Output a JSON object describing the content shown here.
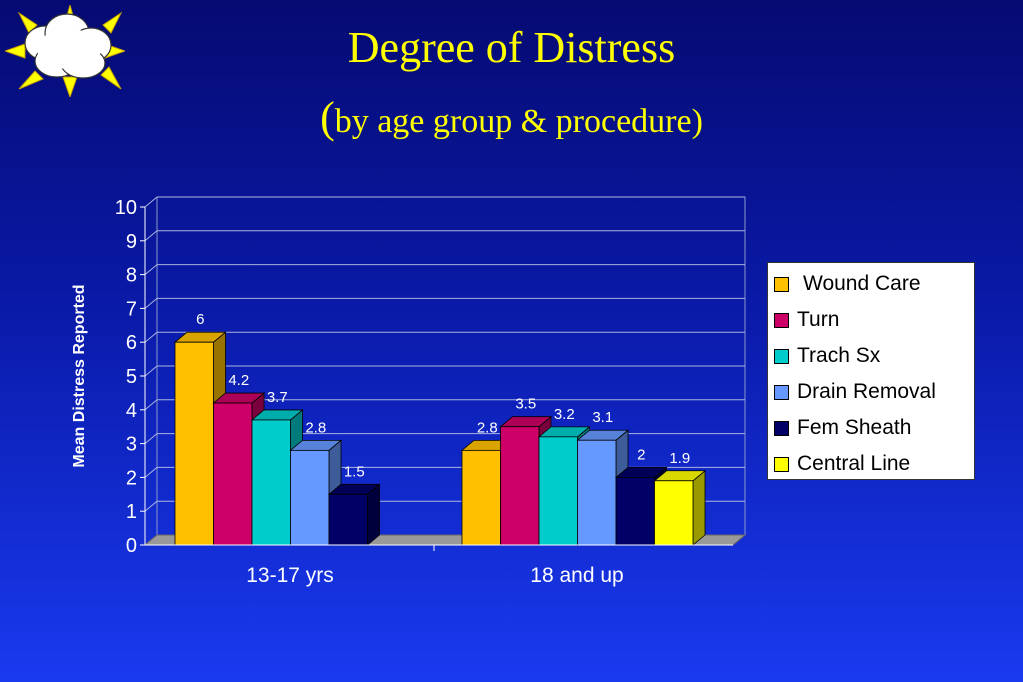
{
  "slide": {
    "title": "Degree of Distress",
    "subtitle_paren": "(",
    "subtitle_text": "by age group & procedure)"
  },
  "colors": {
    "background_top": "#050a72",
    "background_bottom": "#1a3af0",
    "title": "#ffff00",
    "axis_text": "#ffffff"
  },
  "icons": {
    "decoration": "sun-cloud-icon"
  },
  "chart_data": {
    "type": "bar",
    "style": "3d-clustered",
    "categories": [
      "13-17 yrs",
      "18 and up"
    ],
    "series": [
      {
        "name": "Wound Care",
        "color": "#ffc000",
        "values": [
          6,
          2.8
        ],
        "labels": [
          "6",
          "2.8"
        ]
      },
      {
        "name": "Turn",
        "color": "#cc0066",
        "values": [
          4.2,
          3.5
        ],
        "labels": [
          "4.2",
          "3.5"
        ]
      },
      {
        "name": "Trach Sx",
        "color": "#00cccc",
        "values": [
          3.7,
          3.2
        ],
        "labels": [
          "3.7",
          "3.2"
        ]
      },
      {
        "name": "Drain Removal",
        "color": "#6699ff",
        "values": [
          2.8,
          3.1
        ],
        "labels": [
          "2.8",
          "3.1"
        ]
      },
      {
        "name": "Fem Sheath",
        "color": "#000066",
        "values": [
          1.5,
          2
        ],
        "labels": [
          "1.5",
          "2"
        ]
      },
      {
        "name": "Central Line",
        "color": "#ffff00",
        "values": [
          null,
          1.9
        ],
        "labels": [
          null,
          "1.9"
        ]
      }
    ],
    "ylabel": "Mean Distress Reported",
    "xlabel": "",
    "ylim": [
      0,
      10
    ],
    "yticks": [
      "0",
      "1",
      "2",
      "3",
      "4",
      "5",
      "6",
      "7",
      "8",
      "9",
      "10"
    ],
    "grid": true,
    "legend": "right"
  }
}
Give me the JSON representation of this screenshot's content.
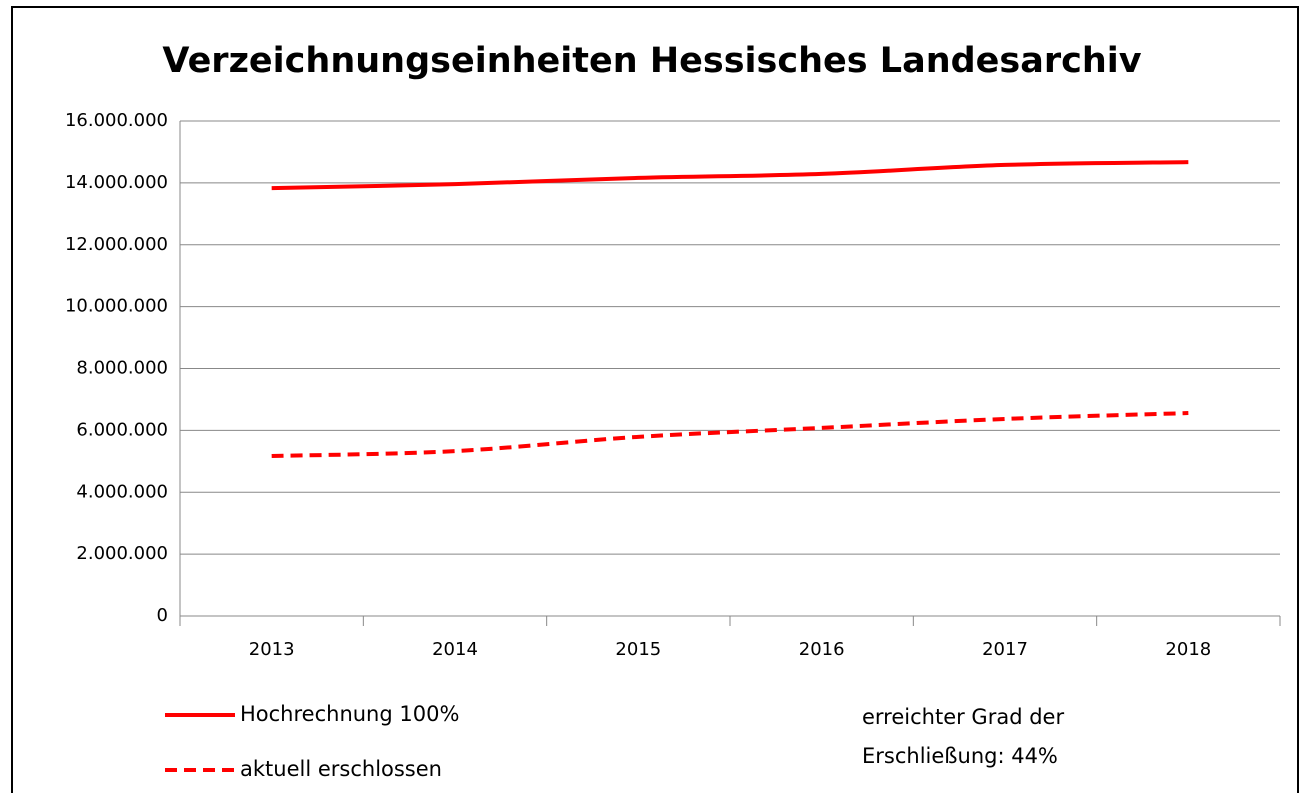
{
  "chart_data": {
    "type": "line",
    "title": "Verzeichnungseinheiten Hessisches Landesarchiv",
    "categories": [
      "2013",
      "2014",
      "2015",
      "2016",
      "2017",
      "2018"
    ],
    "series": [
      {
        "name": "Hochrechnung 100%",
        "color": "#ff0000",
        "line_style": "solid",
        "values": [
          13830000,
          13960000,
          14160000,
          14290000,
          14580000,
          14670000
        ]
      },
      {
        "name": "aktuell erschlossen",
        "color": "#ff0000",
        "line_style": "dashed",
        "values": [
          5170000,
          5330000,
          5790000,
          6080000,
          6370000,
          6560000
        ]
      }
    ],
    "ylim": [
      0,
      16000000
    ],
    "yticks": [
      0,
      {
        "value": 2000000,
        "label": "2.000.000"
      },
      {
        "value": 4000000,
        "label": "4.000.000"
      },
      {
        "value": 6000000,
        "label": "6.000.000"
      },
      {
        "value": 8000000,
        "label": "8.000.000"
      },
      {
        "value": 10000000,
        "label": "10.000.000"
      },
      {
        "value": 12000000,
        "label": "12.000.000"
      },
      {
        "value": 14000000,
        "label": "14.000.000"
      },
      {
        "value": 16000000,
        "label": "16.000.000"
      }
    ],
    "grid": true,
    "legend": "bottom-left",
    "annotation": [
      "erreichter Grad der",
      "Erschließung: 44%"
    ]
  }
}
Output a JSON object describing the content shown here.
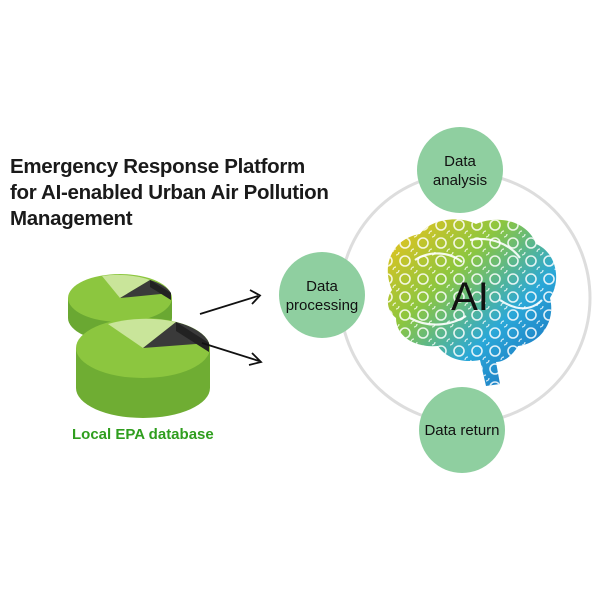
{
  "title": {
    "line1": "Emergency Response Platform",
    "line2": "for AI-enabled Urban Air Pollution",
    "line3": "Management"
  },
  "database": {
    "label": "Local EPA database"
  },
  "nodes": {
    "analysis": {
      "line1": "Data",
      "line2": "analysis"
    },
    "processing": {
      "line1": "Data",
      "line2": "processing"
    },
    "return": {
      "label": "Data return"
    }
  },
  "ai": {
    "label": "AI"
  },
  "colors": {
    "node_fill": "#8fcfa0",
    "ring_stroke": "#dddddd",
    "db_green": "#8cc63f",
    "db_dark": "#3a3a3a",
    "db_label": "#2f9e1e"
  },
  "icons": [
    "database-icon",
    "brain-icon",
    "arrow-icon"
  ]
}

═══

Select and copy every line from the records that includes the word "database".

  "database": {
    "label": "Local EPA database"
    "database-icon",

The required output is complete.